例えば『ベアバーガー』はトゥモローランド、『シェイクシャック』はサザビーリーグ(ロン・ハーマン、アメリカンラグシーなど)、『ウマミバーガー』は「トム・フォード」などのアパレル小物を日本展開するメディロスホールディングスとアパレル企業がズラリ。それらに先駆け2000年から『J.S.BURGERS CAFE.』を運営しているベイクルーズ(ジャーナルスタンダード、イエナなど)のことも忘れてはいけない。

 

現在ベイクルーズの飲食事業は拡大し続け、オリジナルショップ9業態、ライセンス9業態のトータル18業態、55店舗を運営している。ハンバーガーにとどまらず、しゃぶしゃぶ、鉄板焼き、ラーメン、パンケーキ、コーヒーと広範囲に飲食事業を展開している。2018年8月期には100億円突破を目標にしているのだとか! とにかく、食をお洒落に演出することでうまくいっているようだ。

レイアウト注釈セットからの抜粋
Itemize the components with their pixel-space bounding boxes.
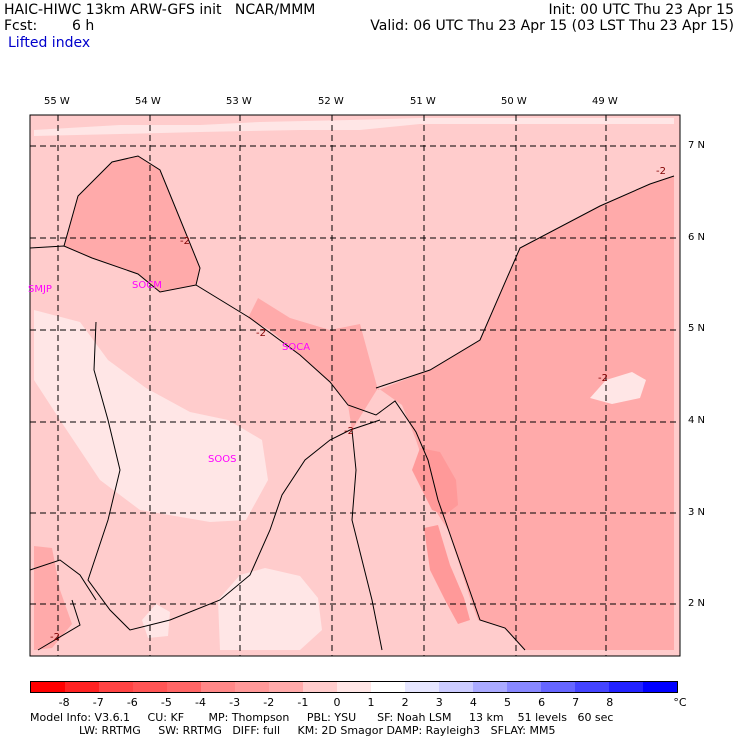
colorbar-tick-label: -6 [126, 696, 138, 709]
lon-label-52w: 52 W [318, 96, 344, 107]
pale-region-south [218, 568, 322, 650]
forecast-value: 6 h [72, 18, 95, 34]
pale-patch-east [590, 372, 646, 404]
contour-label: -2 [656, 166, 666, 177]
colorbar-swatch [133, 682, 167, 692]
colorbar-tick-label: 0 [333, 696, 341, 709]
lon-label-49w: 49 W [592, 96, 618, 107]
footer-line-1: Model Info: V3.6.1 CU: KF MP: Thompson P… [30, 711, 614, 724]
colorbar-swatch [405, 682, 439, 692]
colorbar-tick-label: -2 [263, 696, 275, 709]
station-soca: SOCA [282, 342, 311, 353]
pale-region-west [34, 310, 268, 522]
strong-patch-north [64, 156, 200, 292]
colorbar-swatch [337, 682, 371, 692]
colorbar-swatch [507, 682, 541, 692]
station-socm: SOCM [132, 280, 162, 291]
colorbar-swatch [303, 682, 337, 692]
colorbar [30, 681, 678, 693]
colorbar-tick-label: 5 [503, 696, 511, 709]
colorbar-tick-label: 2 [401, 696, 409, 709]
colorbar-tick-label: -3 [229, 696, 241, 709]
colorbar-swatch [65, 682, 99, 692]
header-title: HAIC-HIWC 13km ARW-GFS init NCAR/MMM [4, 2, 316, 18]
colorbar-swatch [167, 682, 201, 692]
colorbar-swatch [575, 682, 609, 692]
colorbar-swatch [371, 682, 405, 692]
deep-band-east-coast [412, 448, 458, 515]
colorbar-swatch [439, 682, 473, 692]
lat-label-6n: 6 N [688, 232, 706, 243]
colorbar-swatch [541, 682, 575, 692]
station-smjp: SMJP [28, 284, 52, 295]
strong-patch-southwest [34, 546, 72, 650]
colorbar-swatch [643, 682, 677, 692]
map-frame [29, 114, 681, 657]
east-coast [375, 175, 675, 389]
coast-island-north [63, 155, 201, 286]
strong-field-region [248, 176, 674, 650]
colorbar-swatch [235, 682, 269, 692]
colorbar-tick-label: -1 [297, 696, 309, 709]
forecast-label: Fcst: [4, 18, 38, 34]
colorbar-swatch [99, 682, 133, 692]
contour-label: -2 [598, 373, 608, 384]
contour-label: -2 [180, 236, 190, 247]
lat-lon-grid [30, 115, 680, 656]
colorbar-tick-label: -7 [92, 696, 104, 709]
lat-label-2n: 2 N [688, 598, 706, 609]
contour-label: -2 [344, 426, 354, 437]
top-edge-band [34, 118, 674, 136]
contour-label: -2 [50, 632, 60, 643]
field-name: Lifted index [8, 35, 91, 51]
colorbar-swatch [269, 682, 303, 692]
lat-label-3n: 3 N [688, 507, 706, 518]
deep-band-south [424, 525, 470, 624]
colorbar-unit: °C [673, 696, 687, 709]
colorbar-swatch [31, 682, 65, 692]
lon-label-54w: 54 W [135, 96, 161, 107]
pale-patch-coast [142, 604, 170, 638]
colorbar-tick-label: -4 [195, 696, 206, 709]
lon-label-51w: 51 W [410, 96, 436, 107]
border-west [29, 559, 97, 601]
colorbar-swatch [201, 682, 235, 692]
lon-label-55w: 55 W [44, 96, 70, 107]
colorbar-tick-label: 1 [367, 696, 375, 709]
station-soos: SOOS [208, 454, 237, 465]
lat-label-5n: 5 N [688, 323, 706, 334]
lon-label-50w: 50 W [501, 96, 527, 107]
colorbar-swatch [473, 682, 507, 692]
colorbar-tick-label: 7 [572, 696, 580, 709]
border-southwest [37, 599, 81, 651]
coastline-and-borders [29, 155, 675, 651]
colorbar-tick-label: 6 [538, 696, 546, 709]
colorbar-tick-label: 8 [606, 696, 614, 709]
border-suriname-east [87, 321, 381, 631]
colorbar-tick-label: 4 [469, 696, 477, 709]
colorbar-tick-label: 3 [435, 696, 443, 709]
colorbar-tick-label: -8 [58, 696, 70, 709]
lon-label-53w: 53 W [226, 96, 252, 107]
border-river [351, 429, 383, 651]
coastline [29, 245, 526, 651]
valid-time: Valid: 06 UTC Thu 23 Apr 15 (03 LST Thu … [370, 18, 734, 34]
lat-label-7n: 7 N [688, 140, 706, 151]
colorbar-swatch [609, 682, 643, 692]
footer-line-2: LW: RRTMG SW: RRTMG DIFF: full KM: 2D Sm… [30, 724, 556, 737]
colorbar-tick-label: -5 [160, 696, 172, 709]
init-time: Init: 00 UTC Thu 23 Apr 15 [548, 2, 734, 18]
contour-label: -2 [256, 328, 266, 339]
lat-label-4n: 4 N [688, 415, 706, 426]
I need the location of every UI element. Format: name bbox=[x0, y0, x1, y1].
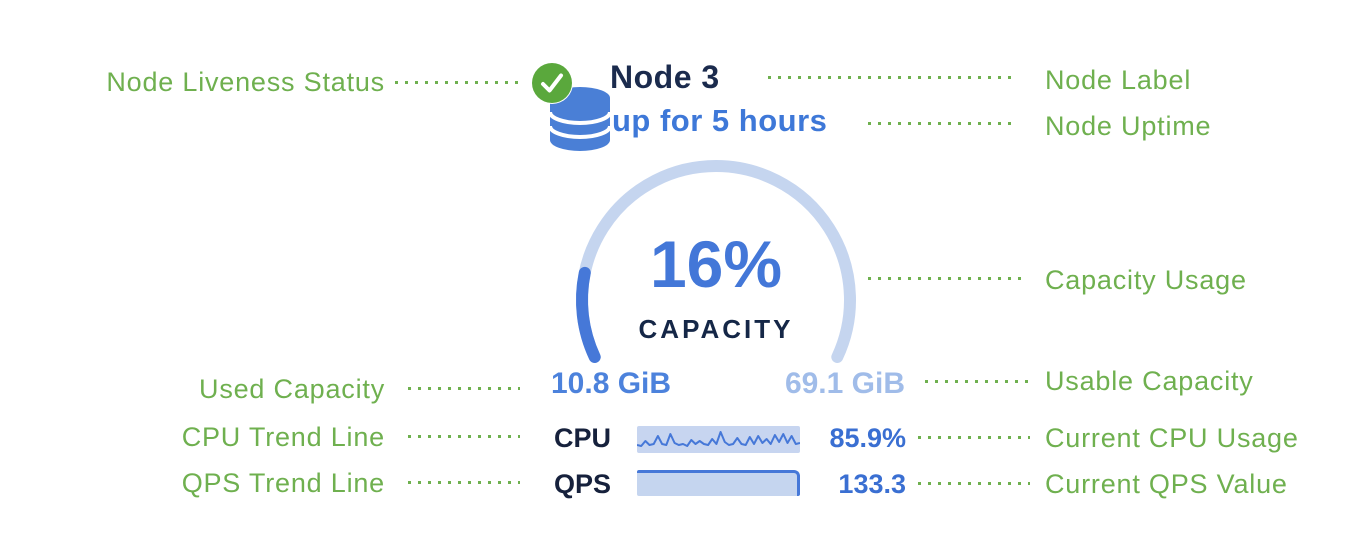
capacity-gauge-used-arc bbox=[576, 160, 856, 363]
annotation-usable-capacity: Usable Capacity bbox=[1045, 366, 1254, 396]
cpu-label: CPU bbox=[554, 423, 612, 453]
database-icon bbox=[547, 85, 613, 158]
annotation-cpu-trend-line: CPU Trend Line bbox=[181, 422, 385, 452]
capacity-gauge bbox=[576, 160, 856, 363]
capacity-caption: CAPACITY bbox=[638, 314, 794, 344]
leader-line-node-label bbox=[768, 76, 1018, 79]
capacity-percent: 16% bbox=[649, 227, 783, 301]
qps-value: 133.3 bbox=[838, 469, 906, 499]
qps-label: QPS bbox=[554, 469, 612, 499]
usable-capacity-value: 69.1 GiB bbox=[784, 367, 905, 400]
leader-line-capacity-usage bbox=[868, 277, 1023, 280]
cpu-sparkline bbox=[636, 426, 801, 453]
leader-line-used-capacity bbox=[408, 387, 520, 390]
annotation-current-qps-value: Current QPS Value bbox=[1045, 469, 1288, 499]
annotation-node-liveness-status: Node Liveness Status bbox=[106, 67, 385, 97]
annotation-used-capacity: Used Capacity bbox=[199, 374, 385, 404]
leader-line-liveness bbox=[395, 81, 518, 84]
leader-line-qps-trend bbox=[408, 481, 520, 484]
annotation-node-uptime: Node Uptime bbox=[1045, 111, 1212, 141]
qps-trend-bar bbox=[637, 470, 800, 496]
annotation-qps-trend-line: QPS Trend Line bbox=[181, 468, 385, 498]
annotation-node-label: Node Label bbox=[1045, 65, 1192, 95]
leader-line-usable-capacity bbox=[925, 380, 1035, 383]
node-title: Node 3 bbox=[610, 59, 720, 95]
annotation-current-cpu-usage: Current CPU Usage bbox=[1045, 423, 1299, 453]
annotation-capacity-usage: Capacity Usage bbox=[1045, 265, 1247, 295]
cpu-value: 85.9% bbox=[829, 423, 906, 453]
used-capacity-value: 10.8 GiB bbox=[551, 367, 672, 400]
leader-line-current-cpu bbox=[918, 436, 1030, 439]
liveness-check-icon bbox=[531, 62, 573, 104]
leader-line-current-qps bbox=[918, 482, 1030, 485]
node-uptime: up for 5 hours bbox=[612, 103, 828, 138]
leader-line-node-uptime bbox=[868, 122, 1018, 125]
leader-line-cpu-trend bbox=[408, 435, 520, 438]
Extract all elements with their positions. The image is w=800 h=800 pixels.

• **課題 A**
本文抜粋の内容を2文にまとめてください。
• **課題 B**
本文抜粋のうち「現在ベイクルーズの飲食事業は」から「とでうまくいっているようだ。」までを、両端も含めてもう一度そのまま書き出してください。

• **解答 A**
『ベアバーガー』『シェイクシャック』『ウマミバーガー』などのハンバーガー店はアパレル企業が手がけており、それらに先駆けてベイクルーズが2000年から『J.S.BURGERS CAFE.』を運営している。ベイクルーズの飲食事業は現在18業態55店舗に拡大し、しゃぶしゃぶやラーメン、コーヒーなども展開していて、2018年8月期には100億円突破を目標にしているという。

• **解答 B**
現在ベイクルーズの飲食事業は拡大し続け、オリジナルショップ9業態、ライセンス9業態のトータル18業態、55店舗を運営している。ハンバーガーにとどまらず、しゃぶしゃぶ、鉄板焼き、ラーメン、パンケーキ、コーヒーと広範囲に飲食事業を展開している。2018年8月期には100億円突破を目標にしているのだとか! とにかく、食をお洒落に演出することでうまくいっているようだ。